Dataset items:
——
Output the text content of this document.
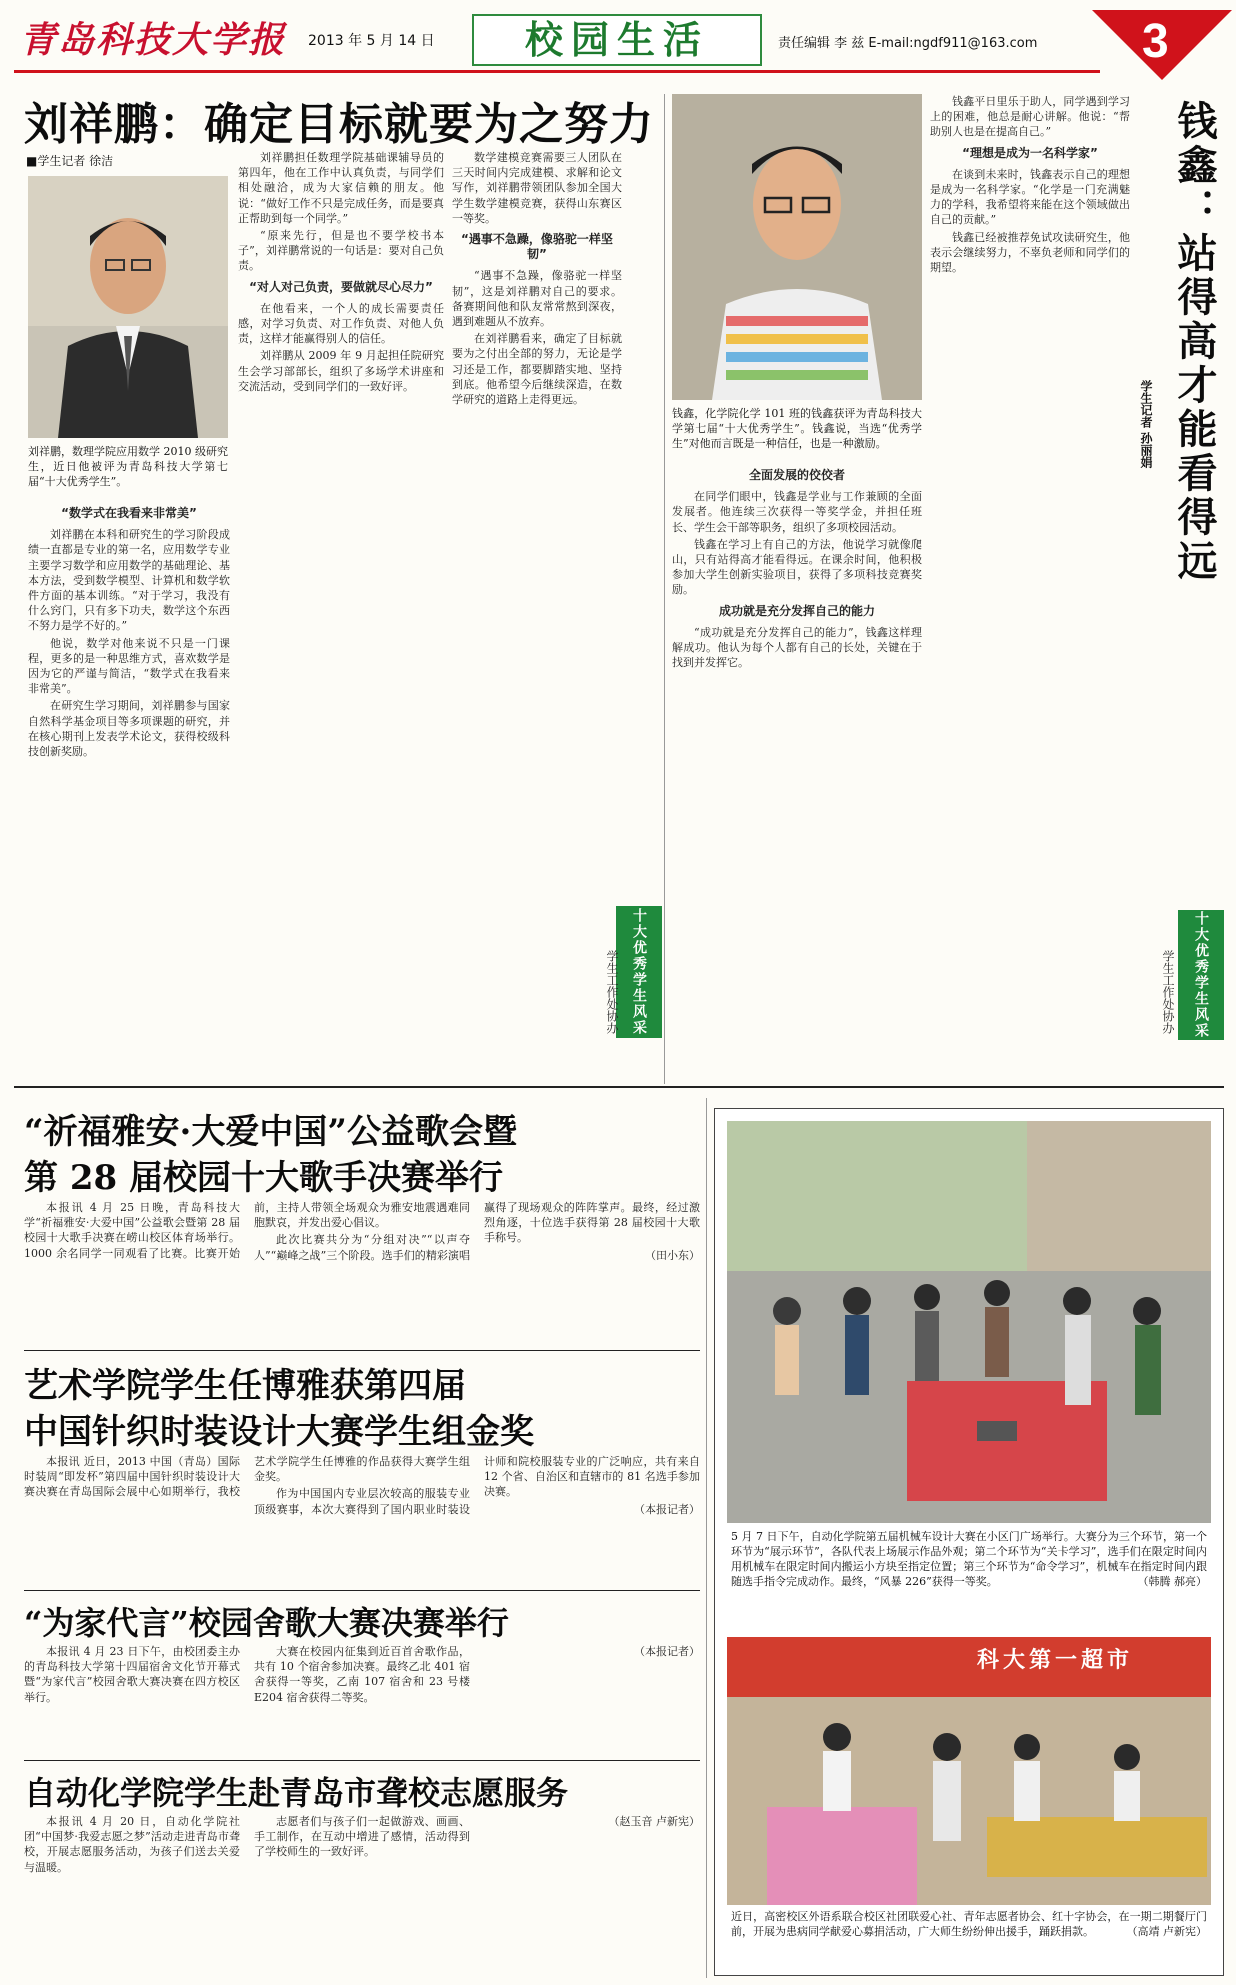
青岛科技大学报 2013 年 5 月 14 日	校园生活	责任编辑 李 兹 E-mail:ngdf911@163.com 3
刘祥鹏：确定目标就要为之努力
■学生记者 徐洁
刘祥鹏，数理学院应用数学 2010 级研究生，近日他被评为青岛科技大学第七届“十大优秀学生”。

“数学式在我看来非常美”

刘祥鹏在本科和研究生的学习阶段成绩一直都是专业的第一名，应用数学专业主要学习数学和应用数学的基础理论、基本方法，受到数学模型、计算机和数学软件方面的基本训练。“对于学习，我没有什么窍门，只有多下功夫，数学这个东西不努力是学不好的。”

他说，数学对他来说不只是一门课程，更多的是一种思维方式，喜欢数学是因为它的严谨与简洁，“数学式在我看来非常美”。

在研究生学习期间，刘祥鹏参与国家自然科学基金项目等多项课题的研究，并在核心期刊上发表学术论文，获得校级科技创新奖励。

刘祥鹏担任数理学院基础课辅导员的第四年，他在工作中认真负责，与同学们相处融洽，成为大家信赖的朋友。他说：“做好工作不只是完成任务，而是要真正帮助到每一个同学。”

“原来先行，但是也不要学校书本子”，刘祥鹏常说的一句话是：要对自己负责。

“对人对己负责，要做就尽心尽力”

在他看来，一个人的成长需要责任感，对学习负责、对工作负责、对他人负责，这样才能赢得别人的信任。

刘祥鹏从 2009 年 9 月起担任院研究生会学习部部长，组织了多场学术讲座和交流活动，受到同学们的一致好评。

数学建模竞赛需要三人团队在三天时间内完成建模、求解和论文写作，刘祥鹏带领团队参加全国大学生数学建模竞赛，获得山东赛区一等奖。

“遇事不急躁，像骆驼一样坚韧”

“遇事不急躁，像骆驼一样坚韧”，这是刘祥鹏对自己的要求。备赛期间他和队友常常熬到深夜，遇到难题从不放弃。

在刘祥鹏看来，确定了目标就要为之付出全部的努力，无论是学习还是工作，都要脚踏实地、坚持到底。他希望今后继续深造，在数学研究的道路上走得更远。

十大优秀学生风采
学生工作处协办
钱鑫，化学院化学 101 班的钱鑫获评为青岛科技大学第七届“十大优秀学生”。钱鑫说，当选“优秀学生”对他而言既是一种信任，也是一种激励。

全面发展的佼佼者

在同学们眼中，钱鑫是学业与工作兼顾的全面发展者。他连续三次获得一等奖学金，并担任班长、学生会干部等职务，组织了多项校园活动。

钱鑫在学习上有自己的方法，他说学习就像爬山，只有站得高才能看得远。在课余时间，他积极参加大学生创新实验项目，获得了多项科技竞赛奖励。

成功就是充分发挥自己的能力

“成功就是充分发挥自己的能力”，钱鑫这样理解成功。他认为每个人都有自己的长处，关键在于找到并发挥它。

钱鑫：站得高才能看得远
学生记者 孙丽娟

钱鑫平日里乐于助人，同学遇到学习上的困难，他总是耐心讲解。他说：“帮助别人也是在提高自己。”

“理想是成为一名科学家”

在谈到未来时，钱鑫表示自己的理想是成为一名科学家。“化学是一门充满魅力的学科，我希望将来能在这个领域做出自己的贡献。”

钱鑫已经被推荐免试攻读研究生，他表示会继续努力，不辜负老师和同学们的期望。

十大优秀学生风采
学生工作处协办
“祈福雅安·大爱中国”公益歌会暨
第 28 届校园十大歌手决赛举行

本报讯 4 月 25 日晚，青岛科技大学“祈福雅安·大爱中国”公益歌会暨第 28 届校园十大歌手决赛在崂山校区体育场举行。1000 余名同学一同观看了比赛。比赛开始前，主持人带领全场观众为雅安地震遇难同胞默哀，并发出爱心倡议。

此次比赛共分为“分组对决”“以声夺人”“巅峰之战”三个阶段。选手们的精彩演唱赢得了现场观众的阵阵掌声。最终，经过激烈角逐，十位选手获得第 28 届校园十大歌手称号。

（田小东）

艺术学院学生任博雅获第四届
中国针织时装设计大赛学生组金奖

本报讯 近日，2013 中国（青岛）国际时装周“即发杯”第四届中国针织时装设计大赛决赛在青岛国际会展中心如期举行，我校艺术学院学生任博雅的作品获得大赛学生组金奖。

作为中国国内专业层次较高的服装专业顶级赛事，本次大赛得到了国内职业时装设计师和院校服装专业的广泛响应，共有来自 12 个省、自治区和直辖市的 81 名选手参加决赛。

（本报记者）

“为家代言”校园舍歌大赛决赛举行

本报讯 4 月 23 日下午，由校团委主办的青岛科技大学第十四届宿舍文化节开幕式暨“为家代言”校园舍歌大赛决赛在四方校区举行。

大赛在校园内征集到近百首舍歌作品，共有 10 个宿舍参加决赛。最终乙北 401 宿舍获得一等奖，乙南 107 宿舍和 23 号楼 E204 宿舍获得二等奖。

（本报记者）

自动化学院学生赴青岛市聋校志愿服务

本报讯 4 月 20 日，自动化学院社团“中国梦·我爱志愿之梦”活动走进青岛市聋校，开展志愿服务活动，为孩子们送去关爱与温暖。

志愿者们与孩子们一起做游戏、画画、手工制作，在互动中增进了感情，活动得到了学校师生的一致好评。

（赵玉音 卢新宪）

5 月 7 日下午，自动化学院第五届机械车设计大赛在小区门广场举行。大赛分为三个环节，第一个环节为“展示环节”，各队代表上场展示作品外观；第二个环节为“关卡学习”，选手们在限定时间内用机械车在限定时间内搬运小方块至指定位置；第三个环节为“命令学习”，机械车在指定时间内跟随选手指令完成动作。最终，“风暴 226”获得一等奖。	（韩腾 郝亮）
科大第一超市
近日，高密校区外语系联合校区社团联爱心社、青年志愿者协会、红十字协会，在一期二期餐厅门前，开展为患病同学献爱心募捐活动，广大师生纷纷伸出援手，踊跃捐款。	（高靖 卢新宪）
——
§ **PROBLEM DESCRIPTION**
Every record must be copied exactly, with images dropped from the result.

§ **TASK RESULT**
Output the text content of this document.
青岛科技大学报 2013 年 5 月 14 日	校园生活	责任编辑 李 兹 E-mail:ngdf911@163.com 3
刘祥鹏：确定目标就要为之努力
■学生记者 徐洁
刘祥鹏，数理学院应用数学 2010 级研究生，近日他被评为青岛科技大学第七届“十大优秀学生”。

“数学式在我看来非常美”

刘祥鹏在本科和研究生的学习阶段成绩一直都是专业的第一名，应用数学专业主要学习数学和应用数学的基础理论、基本方法，受到数学模型、计算机和数学软件方面的基本训练。“对于学习，我没有什么窍门，只有多下功夫，数学这个东西不努力是学不好的。”

他说，数学对他来说不只是一门课程，更多的是一种思维方式，喜欢数学是因为它的严谨与简洁，“数学式在我看来非常美”。

在研究生学习期间，刘祥鹏参与国家自然科学基金项目等多项课题的研究，并在核心期刊上发表学术论文，获得校级科技创新奖励。

刘祥鹏担任数理学院基础课辅导员的第四年，他在工作中认真负责，与同学们相处融洽，成为大家信赖的朋友。他说：“做好工作不只是完成任务，而是要真正帮助到每一个同学。”

“原来先行，但是也不要学校书本子”，刘祥鹏常说的一句话是：要对自己负责。

“对人对己负责，要做就尽心尽力”

在他看来，一个人的成长需要责任感，对学习负责、对工作负责、对他人负责，这样才能赢得别人的信任。

刘祥鹏从 2009 年 9 月起担任院研究生会学习部部长，组织了多场学术讲座和交流活动，受到同学们的一致好评。

数学建模竞赛需要三人团队在三天时间内完成建模、求解和论文写作，刘祥鹏带领团队参加全国大学生数学建模竞赛，获得山东赛区一等奖。

“遇事不急躁，像骆驼一样坚韧”

“遇事不急躁，像骆驼一样坚韧”，这是刘祥鹏对自己的要求。备赛期间他和队友常常熬到深夜，遇到难题从不放弃。

在刘祥鹏看来，确定了目标就要为之付出全部的努力，无论是学习还是工作，都要脚踏实地、坚持到底。他希望今后继续深造，在数学研究的道路上走得更远。

十大优秀学生风采
学生工作处协办
钱鑫，化学院化学 101 班的钱鑫获评为青岛科技大学第七届“十大优秀学生”。钱鑫说，当选“优秀学生”对他而言既是一种信任，也是一种激励。

全面发展的佼佼者

在同学们眼中，钱鑫是学业与工作兼顾的全面发展者。他连续三次获得一等奖学金，并担任班长、学生会干部等职务，组织了多项校园活动。

钱鑫在学习上有自己的方法，他说学习就像爬山，只有站得高才能看得远。在课余时间，他积极参加大学生创新实验项目，获得了多项科技竞赛奖励。

成功就是充分发挥自己的能力

“成功就是充分发挥自己的能力”，钱鑫这样理解成功。他认为每个人都有自己的长处，关键在于找到并发挥它。

钱鑫：站得高才能看得远
学生记者 孙丽娟

钱鑫平日里乐于助人，同学遇到学习上的困难，他总是耐心讲解。他说：“帮助别人也是在提高自己。”

“理想是成为一名科学家”

在谈到未来时，钱鑫表示自己的理想是成为一名科学家。“化学是一门充满魅力的学科，我希望将来能在这个领域做出自己的贡献。”

钱鑫已经被推荐免试攻读研究生，他表示会继续努力，不辜负老师和同学们的期望。

十大优秀学生风采
学生工作处协办
“祈福雅安·大爱中国”公益歌会暨
第 28 届校园十大歌手决赛举行

本报讯 4 月 25 日晚，青岛科技大学“祈福雅安·大爱中国”公益歌会暨第 28 届校园十大歌手决赛在崂山校区体育场举行。1000 余名同学一同观看了比赛。比赛开始前，主持人带领全场观众为雅安地震遇难同胞默哀，并发出爱心倡议。

此次比赛共分为“分组对决”“以声夺人”“巅峰之战”三个阶段。选手们的精彩演唱赢得了现场观众的阵阵掌声。最终，经过激烈角逐，十位选手获得第 28 届校园十大歌手称号。

（田小东）

艺术学院学生任博雅获第四届
中国针织时装设计大赛学生组金奖

本报讯 近日，2013 中国（青岛）国际时装周“即发杯”第四届中国针织时装设计大赛决赛在青岛国际会展中心如期举行，我校艺术学院学生任博雅的作品获得大赛学生组金奖。

作为中国国内专业层次较高的服装专业顶级赛事，本次大赛得到了国内职业时装设计师和院校服装专业的广泛响应，共有来自 12 个省、自治区和直辖市的 81 名选手参加决赛。

（本报记者）

“为家代言”校园舍歌大赛决赛举行

本报讯 4 月 23 日下午，由校团委主办的青岛科技大学第十四届宿舍文化节开幕式暨“为家代言”校园舍歌大赛决赛在四方校区举行。

大赛在校园内征集到近百首舍歌作品，共有 10 个宿舍参加决赛。最终乙北 401 宿舍获得一等奖，乙南 107 宿舍和 23 号楼 E204 宿舍获得二等奖。

（本报记者）

自动化学院学生赴青岛市聋校志愿服务

本报讯 4 月 20 日，自动化学院社团“中国梦·我爱志愿之梦”活动走进青岛市聋校，开展志愿服务活动，为孩子们送去关爱与温暖。

志愿者们与孩子们一起做游戏、画画、手工制作，在互动中增进了感情，活动得到了学校师生的一致好评。

（赵玉音 卢新宪）

5 月 7 日下午，自动化学院第五届机械车设计大赛在小区门广场举行。大赛分为三个环节，第一个环节为“展示环节”，各队代表上场展示作品外观；第二个环节为“关卡学习”，选手们在限定时间内用机械车在限定时间内搬运小方块至指定位置；第三个环节为“命令学习”，机械车在指定时间内跟随选手指令完成动作。最终，“风暴 226”获得一等奖。	（韩腾 郝亮）
科大第一超市
近日，高密校区外语系联合校区社团联爱心社、青年志愿者协会、红十字协会，在一期二期餐厅门前，开展为患病同学献爱心募捐活动，广大师生纷纷伸出援手，踊跃捐款。	（高靖 卢新宪）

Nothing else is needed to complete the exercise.